- **Do this**: Without omitting anything, retype the data that follows.

- **Stored rows**:
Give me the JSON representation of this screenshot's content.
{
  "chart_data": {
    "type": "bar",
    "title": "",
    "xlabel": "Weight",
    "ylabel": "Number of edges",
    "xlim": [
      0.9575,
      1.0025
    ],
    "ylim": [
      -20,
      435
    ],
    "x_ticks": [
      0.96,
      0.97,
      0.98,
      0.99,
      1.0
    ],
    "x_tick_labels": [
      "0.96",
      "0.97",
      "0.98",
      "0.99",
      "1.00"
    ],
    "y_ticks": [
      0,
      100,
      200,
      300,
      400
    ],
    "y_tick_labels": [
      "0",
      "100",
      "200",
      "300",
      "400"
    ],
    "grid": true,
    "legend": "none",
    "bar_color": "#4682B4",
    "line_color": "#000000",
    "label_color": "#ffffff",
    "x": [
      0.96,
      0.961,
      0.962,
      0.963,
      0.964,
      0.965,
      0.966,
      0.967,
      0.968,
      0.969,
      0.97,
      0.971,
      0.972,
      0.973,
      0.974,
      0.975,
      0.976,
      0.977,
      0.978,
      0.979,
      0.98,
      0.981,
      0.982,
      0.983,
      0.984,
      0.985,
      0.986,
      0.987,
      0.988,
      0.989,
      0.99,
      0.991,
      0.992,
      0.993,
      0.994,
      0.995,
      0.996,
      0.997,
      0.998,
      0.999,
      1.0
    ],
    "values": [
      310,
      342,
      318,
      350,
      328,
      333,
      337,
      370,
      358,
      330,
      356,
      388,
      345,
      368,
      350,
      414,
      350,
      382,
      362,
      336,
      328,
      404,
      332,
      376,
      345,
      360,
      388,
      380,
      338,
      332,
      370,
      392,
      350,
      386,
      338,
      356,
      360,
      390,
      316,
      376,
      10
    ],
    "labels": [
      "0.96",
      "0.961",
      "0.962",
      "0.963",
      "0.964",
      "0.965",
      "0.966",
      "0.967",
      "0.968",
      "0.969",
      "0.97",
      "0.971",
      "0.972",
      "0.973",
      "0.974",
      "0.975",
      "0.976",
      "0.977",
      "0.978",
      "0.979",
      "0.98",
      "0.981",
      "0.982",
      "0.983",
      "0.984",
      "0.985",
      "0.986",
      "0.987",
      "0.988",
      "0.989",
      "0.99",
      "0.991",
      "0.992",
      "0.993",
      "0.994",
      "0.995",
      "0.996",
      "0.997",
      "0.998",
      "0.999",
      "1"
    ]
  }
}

- **Task result**:
Give me the JSON representation of this screenshot's content.
{
  "chart_data": {
    "type": "bar",
    "title": "",
    "xlabel": "Weight",
    "ylabel": "Number of edges",
    "xlim": [
      0.9575,
      1.0025
    ],
    "ylim": [
      -20,
      435
    ],
    "x_ticks": [
      0.96,
      0.97,
      0.98,
      0.99,
      1.0
    ],
    "x_tick_labels": [
      "0.96",
      "0.97",
      "0.98",
      "0.99",
      "1.00"
    ],
    "y_ticks": [
      0,
      100,
      200,
      300,
      400
    ],
    "y_tick_labels": [
      "0",
      "100",
      "200",
      "300",
      "400"
    ],
    "grid": true,
    "legend": "none",
    "bar_color": "#4682B4",
    "line_color": "#000000",
    "label_color": "#ffffff",
    "x": [
      0.96,
      0.961,
      0.962,
      0.963,
      0.964,
      0.965,
      0.966,
      0.967,
      0.968,
      0.969,
      0.97,
      0.971,
      0.972,
      0.973,
      0.974,
      0.975,
      0.976,
      0.977,
      0.978,
      0.979,
      0.98,
      0.981,
      0.982,
      0.983,
      0.984,
      0.985,
      0.986,
      0.987,
      0.988,
      0.989,
      0.99,
      0.991,
      0.992,
      0.993,
      0.994,
      0.995,
      0.996,
      0.997,
      0.998,
      0.999,
      1.0
    ],
    "values": [
      310,
      342,
      318,
      350,
      328,
      333,
      337,
      370,
      358,
      330,
      356,
      388,
      345,
      368,
      350,
      414,
      350,
      382,
      362,
      336,
      328,
      404,
      332,
      376,
      345,
      360,
      388,
      380,
      338,
      332,
      370,
      392,
      350,
      386,
      338,
      356,
      360,
      390,
      316,
      376,
      10
    ],
    "labels": [
      "0.96",
      "0.961",
      "0.962",
      "0.963",
      "0.964",
      "0.965",
      "0.966",
      "0.967",
      "0.968",
      "0.969",
      "0.97",
      "0.971",
      "0.972",
      "0.973",
      "0.974",
      "0.975",
      "0.976",
      "0.977",
      "0.978",
      "0.979",
      "0.98",
      "0.981",
      "0.982",
      "0.983",
      "0.984",
      "0.985",
      "0.986",
      "0.987",
      "0.988",
      "0.989",
      "0.99",
      "0.991",
      "0.992",
      "0.993",
      "0.994",
      "0.995",
      "0.996",
      "0.997",
      "0.998",
      "0.999",
      "1"
    ]
  }
}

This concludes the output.